» **Written exercise**: Check each line for the string "ffffff" and give only the count of lines that have it.

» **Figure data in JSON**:

<<<<

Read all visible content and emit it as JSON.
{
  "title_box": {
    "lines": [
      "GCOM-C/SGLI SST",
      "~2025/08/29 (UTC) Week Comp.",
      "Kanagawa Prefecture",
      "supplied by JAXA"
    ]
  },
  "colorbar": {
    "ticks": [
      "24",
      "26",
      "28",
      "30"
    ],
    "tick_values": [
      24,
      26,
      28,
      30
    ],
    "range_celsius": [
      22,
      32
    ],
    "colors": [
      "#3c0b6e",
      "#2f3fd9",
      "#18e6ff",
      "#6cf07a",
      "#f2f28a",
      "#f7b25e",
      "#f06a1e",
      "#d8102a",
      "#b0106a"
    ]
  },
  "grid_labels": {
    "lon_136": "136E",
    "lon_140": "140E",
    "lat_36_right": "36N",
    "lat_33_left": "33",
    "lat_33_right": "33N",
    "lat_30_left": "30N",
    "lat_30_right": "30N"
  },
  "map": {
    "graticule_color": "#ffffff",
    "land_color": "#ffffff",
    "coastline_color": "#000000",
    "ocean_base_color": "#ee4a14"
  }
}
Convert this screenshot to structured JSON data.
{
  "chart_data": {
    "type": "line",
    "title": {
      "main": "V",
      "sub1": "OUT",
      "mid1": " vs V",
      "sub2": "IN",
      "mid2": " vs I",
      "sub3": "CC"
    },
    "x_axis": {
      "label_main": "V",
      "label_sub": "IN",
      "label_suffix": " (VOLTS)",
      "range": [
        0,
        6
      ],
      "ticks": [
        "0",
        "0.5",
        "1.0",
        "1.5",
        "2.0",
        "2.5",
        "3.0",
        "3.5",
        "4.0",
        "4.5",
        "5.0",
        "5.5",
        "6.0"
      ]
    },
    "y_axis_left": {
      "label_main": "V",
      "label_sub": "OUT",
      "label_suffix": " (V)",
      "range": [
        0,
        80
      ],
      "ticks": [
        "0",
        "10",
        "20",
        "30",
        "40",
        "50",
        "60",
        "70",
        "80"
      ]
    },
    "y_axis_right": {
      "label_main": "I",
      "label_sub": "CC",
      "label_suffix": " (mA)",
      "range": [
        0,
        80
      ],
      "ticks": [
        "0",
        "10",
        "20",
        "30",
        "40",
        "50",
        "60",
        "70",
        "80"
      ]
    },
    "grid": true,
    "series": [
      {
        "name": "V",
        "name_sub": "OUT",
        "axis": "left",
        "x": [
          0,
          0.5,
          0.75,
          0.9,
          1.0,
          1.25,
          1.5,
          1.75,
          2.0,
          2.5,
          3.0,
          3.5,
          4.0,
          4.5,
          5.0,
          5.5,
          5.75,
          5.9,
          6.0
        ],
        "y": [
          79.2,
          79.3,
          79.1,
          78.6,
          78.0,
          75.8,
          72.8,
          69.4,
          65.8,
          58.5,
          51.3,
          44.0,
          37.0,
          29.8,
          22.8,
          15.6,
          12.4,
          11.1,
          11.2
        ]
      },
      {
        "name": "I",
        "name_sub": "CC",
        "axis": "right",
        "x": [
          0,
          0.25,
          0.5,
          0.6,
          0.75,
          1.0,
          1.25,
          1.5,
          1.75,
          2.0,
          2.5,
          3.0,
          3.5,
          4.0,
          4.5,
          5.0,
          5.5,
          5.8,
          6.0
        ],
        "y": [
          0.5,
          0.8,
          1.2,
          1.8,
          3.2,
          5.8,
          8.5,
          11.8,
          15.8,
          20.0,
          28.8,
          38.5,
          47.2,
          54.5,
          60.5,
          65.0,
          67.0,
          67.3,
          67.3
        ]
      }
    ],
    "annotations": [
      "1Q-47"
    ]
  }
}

>>>>

» **Worked solution**: 2